● Instructions to follow
Go through the listing below and list every line with "todo".

##############################

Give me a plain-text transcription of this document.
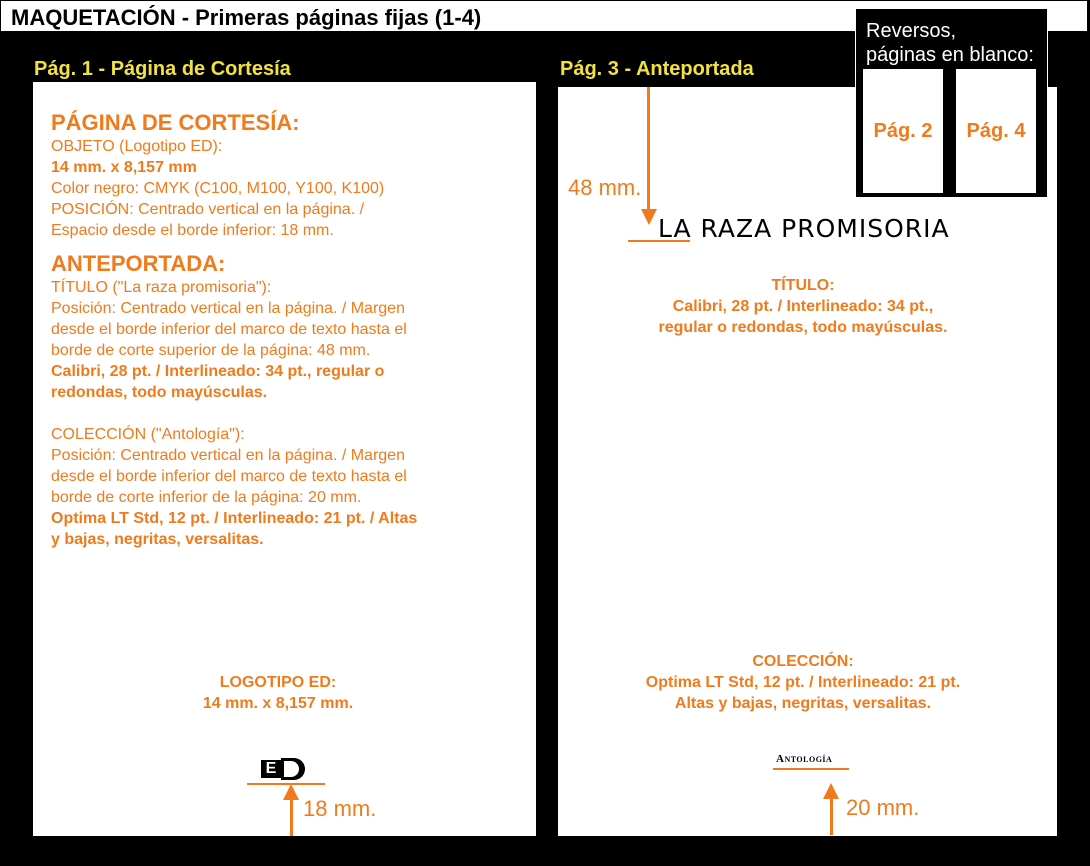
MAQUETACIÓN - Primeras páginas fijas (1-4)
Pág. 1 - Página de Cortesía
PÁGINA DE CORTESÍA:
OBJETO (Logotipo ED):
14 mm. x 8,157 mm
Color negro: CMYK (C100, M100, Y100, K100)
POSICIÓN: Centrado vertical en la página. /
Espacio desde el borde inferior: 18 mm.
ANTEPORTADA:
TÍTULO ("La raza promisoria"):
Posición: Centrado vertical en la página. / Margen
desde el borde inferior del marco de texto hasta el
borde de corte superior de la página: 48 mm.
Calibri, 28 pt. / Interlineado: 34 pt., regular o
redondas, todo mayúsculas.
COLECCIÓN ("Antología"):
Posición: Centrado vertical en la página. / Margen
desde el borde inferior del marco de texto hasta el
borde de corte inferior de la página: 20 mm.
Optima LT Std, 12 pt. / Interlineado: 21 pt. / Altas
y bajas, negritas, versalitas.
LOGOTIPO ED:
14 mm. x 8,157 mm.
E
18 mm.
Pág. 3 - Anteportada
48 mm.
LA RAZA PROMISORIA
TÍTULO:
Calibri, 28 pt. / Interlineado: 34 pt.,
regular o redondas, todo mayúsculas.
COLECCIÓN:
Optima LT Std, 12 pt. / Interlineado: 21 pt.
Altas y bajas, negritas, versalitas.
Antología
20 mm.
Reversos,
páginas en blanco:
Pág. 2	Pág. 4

##############################

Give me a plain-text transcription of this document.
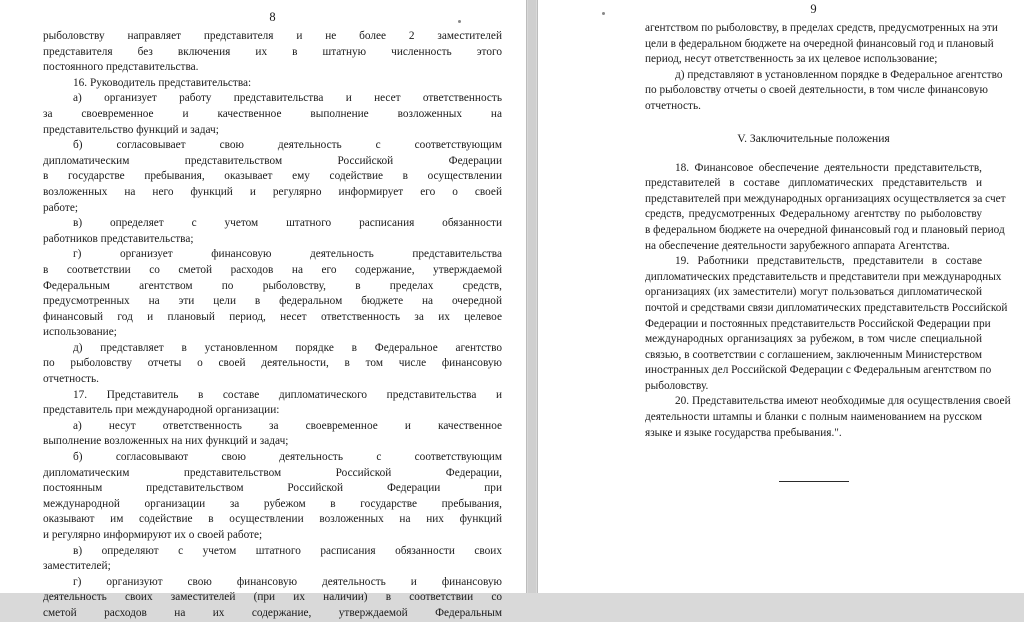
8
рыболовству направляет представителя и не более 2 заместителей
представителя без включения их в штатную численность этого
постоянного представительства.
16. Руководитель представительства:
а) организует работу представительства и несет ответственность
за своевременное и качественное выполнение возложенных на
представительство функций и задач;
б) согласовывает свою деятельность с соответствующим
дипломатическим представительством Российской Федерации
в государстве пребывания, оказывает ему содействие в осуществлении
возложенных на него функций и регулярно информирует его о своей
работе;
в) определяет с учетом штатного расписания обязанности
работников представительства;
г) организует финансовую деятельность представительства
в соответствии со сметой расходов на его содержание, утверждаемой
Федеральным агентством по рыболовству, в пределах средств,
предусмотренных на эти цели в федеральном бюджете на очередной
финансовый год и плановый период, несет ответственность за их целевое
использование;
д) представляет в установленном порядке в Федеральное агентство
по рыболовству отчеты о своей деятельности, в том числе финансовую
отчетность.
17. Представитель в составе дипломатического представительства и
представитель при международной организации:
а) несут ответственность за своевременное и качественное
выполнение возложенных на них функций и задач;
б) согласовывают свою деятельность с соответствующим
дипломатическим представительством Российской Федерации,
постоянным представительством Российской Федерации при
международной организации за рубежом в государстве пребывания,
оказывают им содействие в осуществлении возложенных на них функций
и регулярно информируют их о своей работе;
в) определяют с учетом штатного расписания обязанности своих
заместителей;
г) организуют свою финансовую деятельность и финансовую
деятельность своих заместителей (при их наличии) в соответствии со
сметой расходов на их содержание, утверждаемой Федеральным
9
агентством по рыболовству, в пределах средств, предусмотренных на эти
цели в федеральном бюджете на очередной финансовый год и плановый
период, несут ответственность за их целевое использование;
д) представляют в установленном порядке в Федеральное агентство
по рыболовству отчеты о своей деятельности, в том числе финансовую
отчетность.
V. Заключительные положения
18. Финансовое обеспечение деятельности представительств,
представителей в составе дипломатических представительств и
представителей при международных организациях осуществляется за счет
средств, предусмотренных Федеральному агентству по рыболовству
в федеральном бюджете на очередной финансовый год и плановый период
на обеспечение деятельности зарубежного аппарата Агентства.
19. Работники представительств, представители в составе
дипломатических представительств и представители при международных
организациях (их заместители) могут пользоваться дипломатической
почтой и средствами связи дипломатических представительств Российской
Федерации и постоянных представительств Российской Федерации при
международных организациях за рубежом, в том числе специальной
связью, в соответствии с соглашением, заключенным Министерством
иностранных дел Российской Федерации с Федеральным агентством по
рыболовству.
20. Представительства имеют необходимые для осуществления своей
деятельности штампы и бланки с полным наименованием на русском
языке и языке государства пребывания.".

##############################

● Answer for this exercise
redondas, todo mayúsculas.
regular o redondas, todo mayúsculas.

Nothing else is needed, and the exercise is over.